----- Excerpted passage

• Stars
    star
    996
  • Rank 46,003 (Top 1.0 %)
  • Language
    Ruby
  • License
    Apache License 2.0
  • Created about 16 years ago
  • Updated almost 10 years ago

Reviews

There are no reviews yet. Be the first to send feedback to the community and the maintainers!

Repository Details

A Write-Through Cacheing Library for ActiveRecord

What is Cache Money

Cache Money is a write-through and read-through caching library for ActiveRecord.

Read-Through: Queries like User.find(:all, :conditions => ...) will first look in Memcached and then look in the database for the results of that query. If there is a cache miss, it will populate the cache.

Write-Through: As objects are created, updated, and deleted, all of the caches are automatically kept up-to-date and coherent.

Howto

What kinds of queries are supported?

Many styles of ActiveRecord usage are supported:

  • User.find
  • User.find_by_id
  • User.find(:conditions => {:id => ...})
  • User.find(:conditions => ['id = ?', ...])

----------

Exercise 1 → In the Cache Money repository page, what does the library do when a read-through query results in a cache miss?
Exercise 2 → Extend the Cache Money repository page, picking up right after its final line.

----- Recorded data

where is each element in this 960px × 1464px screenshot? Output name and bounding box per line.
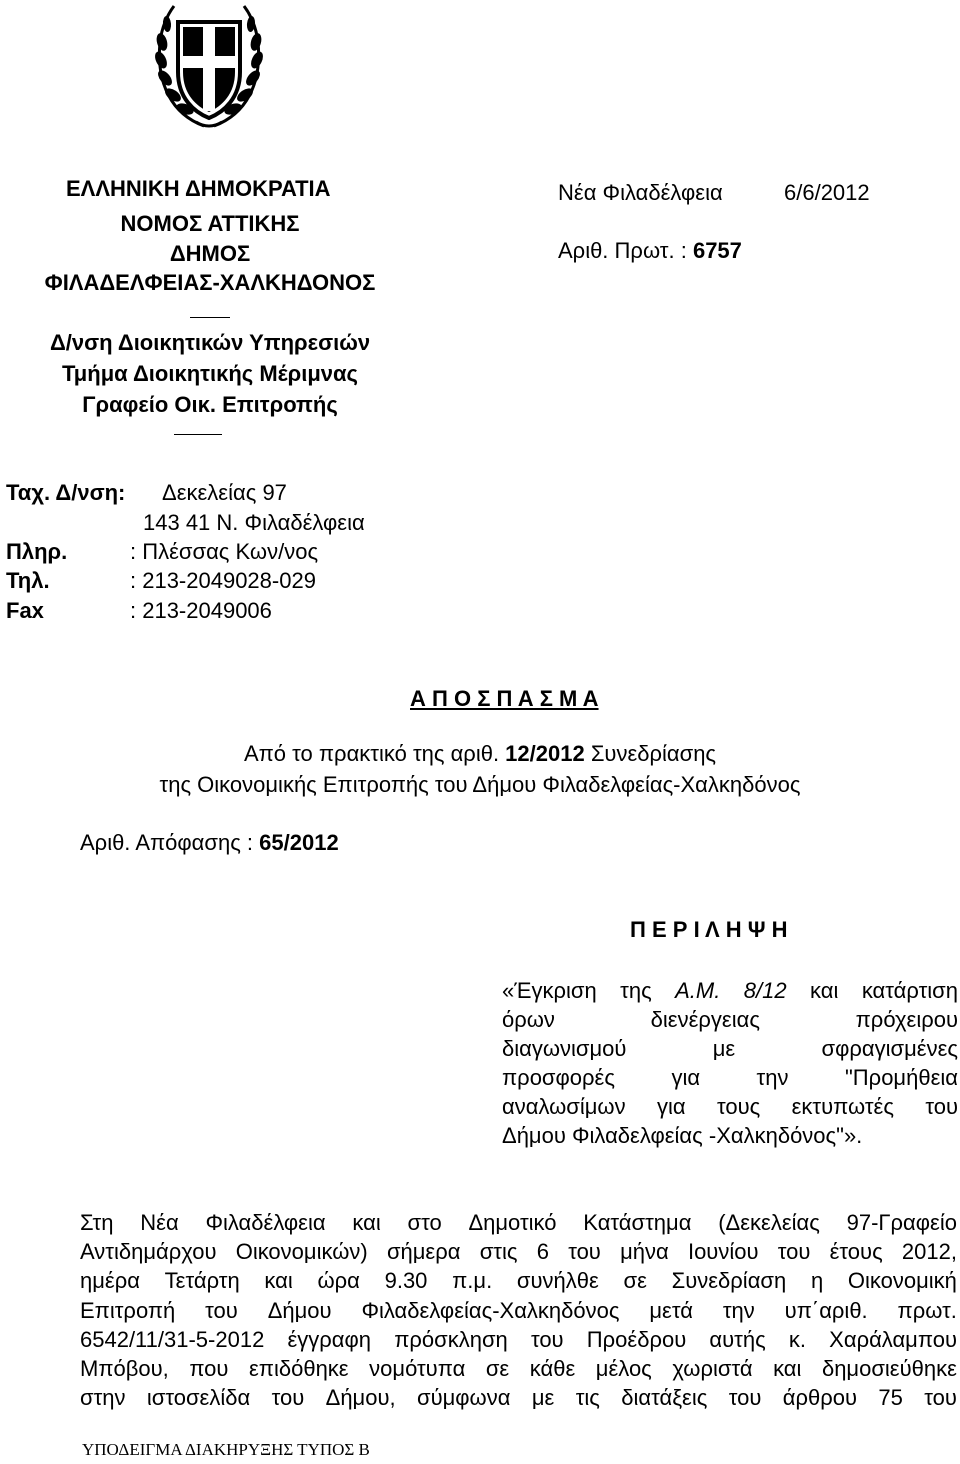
word: αναλωσίμων: [502, 1094, 626, 1119]
word: Στη: [80, 1210, 114, 1235]
department: Τμήμα Διοικητικής Μέριμνας: [62, 361, 358, 386]
coat-of-arms-emblem: [148, 2, 270, 132]
directorate: Δ/νση Διοικητικών Υπηρεσιών: [49, 330, 371, 355]
word: όρων: [502, 1007, 555, 1032]
address-value: Δεκελείας 97: [162, 480, 287, 505]
word: του: [530, 1327, 564, 1352]
word: δημοσιεύθηκε: [821, 1356, 957, 1381]
word: χωριστά: [672, 1356, 753, 1381]
postal-address: 143 41 Ν. Φιλαδέλφεια: [143, 510, 365, 535]
word: του: [925, 1094, 958, 1119]
excerpt-line-2: της Οικονομικής Επιτροπής του Δήμου Φιλαδελφείας-Χαλκηδόνος: [159, 772, 801, 797]
excerpt-title: Α Π Ο Σ Π Α Σ Μ Α: [410, 686, 599, 711]
word: του: [205, 1298, 238, 1323]
word: Μπόβου,: [80, 1356, 169, 1381]
divider: [190, 317, 230, 318]
body-line: [80, 1385, 957, 1411]
word: σήμερα: [386, 1239, 461, 1264]
footer-label: ΥΠΟΔΕΙΓΜΑ ΔΙΑΚΗΡΥΞΗΣ ΤΥΠΟΣ Β: [82, 1440, 370, 1459]
word: (Δεκελείας: [718, 1210, 820, 1235]
body-line: [80, 1356, 957, 1382]
word: πρόσκληση: [394, 1327, 508, 1352]
word: π.μ.: [452, 1268, 493, 1293]
word: μήνα: [620, 1239, 669, 1264]
word: «Έγκριση: [502, 978, 597, 1003]
word: που: [189, 1356, 229, 1381]
municipality-line-1: ΔΗΜΟΣ: [169, 241, 251, 266]
word: και: [264, 1268, 293, 1293]
word: της: [620, 978, 652, 1003]
summary-line: [502, 1065, 958, 1091]
country-name: ΕΛΛΗΝΙΚΗ ΔΗΜΟΚΡΑΤΙΑ: [66, 176, 331, 201]
word: για: [656, 1094, 686, 1119]
protocol-label: Αριθ. Πρωτ. :: [558, 238, 693, 263]
document-date: 6/6/2012: [784, 180, 870, 205]
summary-line: [502, 1007, 958, 1033]
word: άρθρου: [782, 1385, 858, 1410]
word: τις: [575, 1385, 600, 1410]
word: και: [352, 1210, 381, 1235]
word: και: [773, 1356, 802, 1381]
word: συνήλθε: [516, 1268, 599, 1293]
word: 6542/11/31-5-2012: [80, 1327, 265, 1352]
summary-last-line: Δήμου Φιλαδελφείας -Χαλκηδόνος"».: [502, 1123, 863, 1148]
word: μετά: [649, 1298, 693, 1323]
word: η: [810, 1268, 824, 1293]
word: σύμφωνα: [417, 1385, 511, 1410]
summary-line: [502, 1036, 958, 1062]
word: σε: [485, 1356, 510, 1381]
word: του: [271, 1385, 305, 1410]
word: έγγραφη: [287, 1327, 372, 1352]
body-line: [80, 1298, 957, 1324]
word: Δήμου,: [325, 1385, 396, 1410]
municipality-line-2: ΦΙΛΑΔΕΛΦΕΙΑΣ-ΧΑΛΚΗΔΟΝΟΣ: [44, 270, 376, 295]
word: 97-Γραφείο: [846, 1210, 957, 1235]
word: Οικονομική: [847, 1268, 957, 1293]
word: πρωτ.: [897, 1298, 957, 1323]
prefecture-name: ΝΟΜΟΣ ΑΤΤΙΚΗΣ: [120, 211, 300, 236]
info-label: Πληρ.: [6, 539, 68, 564]
word: προσφορές: [502, 1065, 615, 1090]
word: με: [531, 1385, 555, 1410]
word: διατάξεις: [621, 1385, 708, 1410]
body-line: [80, 1327, 957, 1353]
word: κάθε: [529, 1356, 576, 1381]
word: στην: [80, 1385, 126, 1410]
word: του: [777, 1239, 811, 1264]
word: 6: [536, 1239, 549, 1264]
word: ώρα: [317, 1268, 360, 1293]
summary-line: [502, 1094, 958, 1120]
protocol-line: [558, 238, 742, 264]
word: Κατάστημα: [583, 1210, 692, 1235]
word: εκτυπωτές: [791, 1094, 894, 1119]
word: Δημοτικό: [468, 1210, 557, 1235]
word: Τετάρτη: [164, 1268, 240, 1293]
word: Δήμου: [267, 1298, 332, 1323]
excerpt-suffix: Συνεδρίασης: [584, 741, 717, 766]
word: έτους: [829, 1239, 883, 1264]
word: Α.Μ.: [675, 978, 721, 1003]
fax-value: : 213-2049006: [130, 598, 272, 623]
word: την: [722, 1298, 755, 1323]
body-line: [80, 1239, 957, 1265]
word: Επιτροπή: [80, 1298, 176, 1323]
word: του: [728, 1385, 762, 1410]
decision-label: Αριθ. Απόφασης :: [80, 830, 260, 855]
place-label: Νέα Φιλαδέλφεια: [558, 180, 723, 205]
word: 75: [878, 1385, 903, 1410]
decision-number: 65/2012: [259, 830, 339, 855]
word: Αντιδημάρχου: [80, 1239, 217, 1264]
office: Γραφείο Οικ. Επιτροπής: [82, 392, 338, 417]
word: στις: [479, 1239, 518, 1264]
word: τους: [716, 1094, 761, 1119]
word: μέλος: [595, 1356, 652, 1381]
word: Νέα: [140, 1210, 179, 1235]
session-number: 12/2012: [505, 741, 585, 766]
word: Χαράλαμπου: [829, 1327, 957, 1352]
word: υπ΄αριθ.: [784, 1298, 868, 1323]
info-value: : Πλέσσας Κων/νος: [130, 539, 319, 564]
word: Φιλαδελφείας-Χαλκηδόνος: [361, 1298, 620, 1323]
phone-label: Τηλ.: [6, 568, 50, 593]
word: σε: [623, 1268, 647, 1293]
address-label: Ταχ. Δ/νση:: [6, 480, 126, 505]
word: σφραγισμένες: [821, 1036, 958, 1061]
decision-line: [80, 830, 339, 856]
protocol-number: 6757: [692, 238, 742, 263]
word: και: [810, 978, 839, 1003]
word: την: [756, 1065, 789, 1090]
phone-value: : 213-2049028-029: [130, 568, 316, 593]
body-line: [80, 1268, 957, 1294]
word: στο: [407, 1210, 442, 1235]
excerpt-prefix: Από το πρακτικό της αριθ.: [243, 741, 506, 766]
word: για: [671, 1065, 701, 1090]
word: ημέρα: [80, 1268, 140, 1293]
summary-line: [502, 978, 958, 1004]
word: Συνεδρίαση: [671, 1268, 787, 1293]
word: ιστοσελίδα: [146, 1385, 251, 1410]
word: Φιλαδέλφεια: [205, 1210, 326, 1235]
word: διαγωνισμού: [502, 1036, 627, 1061]
word: του: [568, 1239, 601, 1264]
word: επιδόθηκε: [248, 1356, 349, 1381]
word: 8/12: [743, 978, 787, 1003]
divider: [174, 434, 222, 435]
word: κ.: [788, 1327, 806, 1352]
word: αυτής: [709, 1327, 766, 1352]
word: με: [712, 1036, 736, 1061]
word: Οικονομικών): [235, 1239, 368, 1264]
word: "Προμήθεια: [844, 1065, 958, 1090]
word: πρόχειρου: [855, 1007, 958, 1032]
body-line: [80, 1210, 957, 1236]
word: 2012,: [901, 1239, 957, 1264]
summary-title: Π Ε Ρ Ι Λ Η Ψ Η: [630, 917, 788, 942]
word: Προέδρου: [586, 1327, 687, 1352]
excerpt-line-1: [0, 741, 960, 767]
word: του: [924, 1385, 957, 1410]
fax-label: Fax: [6, 598, 44, 623]
word: νομότυπα: [369, 1356, 466, 1381]
word: Ιουνίου: [687, 1239, 759, 1264]
word: κατάρτιση: [861, 978, 958, 1003]
word: 9.30: [384, 1268, 428, 1293]
word: διενέργειας: [650, 1007, 760, 1032]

----------

Exercise result 1 → It populates the cache.

Exercise result 2 →
  • User.find(:conditions => 'id = ...')
  • User.find(:conditions => 'users.id = ...')

As you can see, the find_by_, find_all_by, hash, array, and string forms are all supported.

Queries with joins/includes are unsupported at this time. In general, any query involving just equality (=) and conjunction (AND) is supported by Cache Money. Disjunction (OR) and inequality (!=, <=, etc.) are not typically materialized in a hash table style index and are unsupported at this time.

Queries with limits and offsets are supported. In general, however, if you are running queries with limits and offsets you are dealing with large datasets. It's more performant to place a limit on the size of the Cache Money index like so:

DirectMessage.index :user_id, :limit => 1000

In this example, only queries whose limit and offset are less than 1000 will use the cache.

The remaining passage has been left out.